__DOCUMENT EXCERPT__
※

Remembering those we love

Well as I type this I am on the way back from Hawaii with my friends and Charlie, and what a time we have had. I have reconnected with myself and also Charlie but also a great friend who I met when I started working with Merv Griffin and that was a TV producer Andrew Yani, and he now lives in Hawaii. He came to the show last night and I felt very blessed to have in there.

It was funny, because as soon as I saw him and i have to apologize as he interrupted the meet and greet, I screamed like a little girl... yes, like a little girl, can you believe it. We were once really close and chatted all the time and I haven't seen him in over 2 years. He is now married with a baby on the way and I am so happy for him. He will make an amazing dad.

It's been a great time and the show last night was great we had some amazing readings and it was very different to the one in Maui. The energy was a little off and my mic died and everything didn't seem to flow after that and what I realized was that the exact time that Jacqui passed was the exact time that my mic died. This has happened a few times, and what happens is that my guides go and help people who need the help in the transition. Spirits pull together, and ben and some other guides went to help her in her passing... I thank them for that, but they left me on stage wondering what the heck was going on. I had another guide to help me, but I love working with Ben as we are so intune with each other and I don't have to worry about anything. But I am thankful that Jacqui had the best of them to help with the transition, but thanks Ben... you could have warned me!!! :0)

So I think he had some making up to do, and the show last night was fabulous and I was back on form and so was Ben... love it.

※

__DATASET CONTENT__
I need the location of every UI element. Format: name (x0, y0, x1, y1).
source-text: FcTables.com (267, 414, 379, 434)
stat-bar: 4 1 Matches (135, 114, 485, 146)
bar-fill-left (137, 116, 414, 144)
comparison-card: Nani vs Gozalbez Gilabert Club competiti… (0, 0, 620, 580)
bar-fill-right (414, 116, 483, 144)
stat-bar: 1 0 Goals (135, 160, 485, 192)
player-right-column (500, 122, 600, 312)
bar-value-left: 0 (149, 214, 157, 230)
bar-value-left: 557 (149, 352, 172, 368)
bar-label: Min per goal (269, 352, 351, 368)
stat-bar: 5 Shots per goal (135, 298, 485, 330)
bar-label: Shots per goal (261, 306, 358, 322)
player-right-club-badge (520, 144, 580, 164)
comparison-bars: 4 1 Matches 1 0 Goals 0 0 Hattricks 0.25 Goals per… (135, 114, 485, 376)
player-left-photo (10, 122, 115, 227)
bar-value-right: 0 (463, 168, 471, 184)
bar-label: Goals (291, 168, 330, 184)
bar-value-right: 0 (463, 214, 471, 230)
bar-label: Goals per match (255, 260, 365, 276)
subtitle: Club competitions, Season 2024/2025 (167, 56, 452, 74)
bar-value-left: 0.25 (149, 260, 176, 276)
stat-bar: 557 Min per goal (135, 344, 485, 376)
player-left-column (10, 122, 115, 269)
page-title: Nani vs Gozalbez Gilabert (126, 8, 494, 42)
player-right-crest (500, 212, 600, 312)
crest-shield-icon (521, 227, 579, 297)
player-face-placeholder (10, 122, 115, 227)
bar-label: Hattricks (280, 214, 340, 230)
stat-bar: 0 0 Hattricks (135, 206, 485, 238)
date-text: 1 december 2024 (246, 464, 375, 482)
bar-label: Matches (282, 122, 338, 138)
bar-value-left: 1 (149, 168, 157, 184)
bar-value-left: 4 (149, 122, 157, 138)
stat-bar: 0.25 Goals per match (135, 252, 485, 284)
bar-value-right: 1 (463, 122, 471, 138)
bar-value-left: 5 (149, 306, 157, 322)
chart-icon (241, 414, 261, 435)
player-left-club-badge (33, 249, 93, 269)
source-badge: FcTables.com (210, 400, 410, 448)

※

Write the next part of the account of the Hawaii trip and the shows there, starting after its last sentence and keeping the first-person voice.

What is interesting is looking for the signs that our loved ones are around, and I have known for a while that my nan has been lurking around, and she passed away a year ago today, so it marks the anniversary for me and when I was in the dressing room last night I saw a penny (the fifth one in 3 days) and I picked it up and there was the date again 1973... all of them this week had the same date, which is the year I was born so I know that this was a sign from my Nan. Thanks Nan.

You know I suppose I deal with passing very well... and before you think I talk to them all the time, I don't but I think its the knowledge that I have in the passing and the afterlife. I have also crossed to so I know what it's like and it's an amazing experience, so when it comes to the anniversary of this passing I just say a prayer and honor my nan, and what an impact that she had in my life and then go about my day. Every one is different and we all have to grieve in our own way and deal with things in the way that you know how to. Not everyone knows and of course there are those people who are skeptics and that is something I cannot change and nor do I want to, people will come around in their own time, and I do not want to force my beliefs on anyone. But having a faith and a knowledge that they are ok is so comforting and that is all I try to let people know is that they are ok and that they are looking over you.

We miss the physical presence of the person but their soul is still with us, around us, listening and helping us along the way. It's knowing this that can help us so much.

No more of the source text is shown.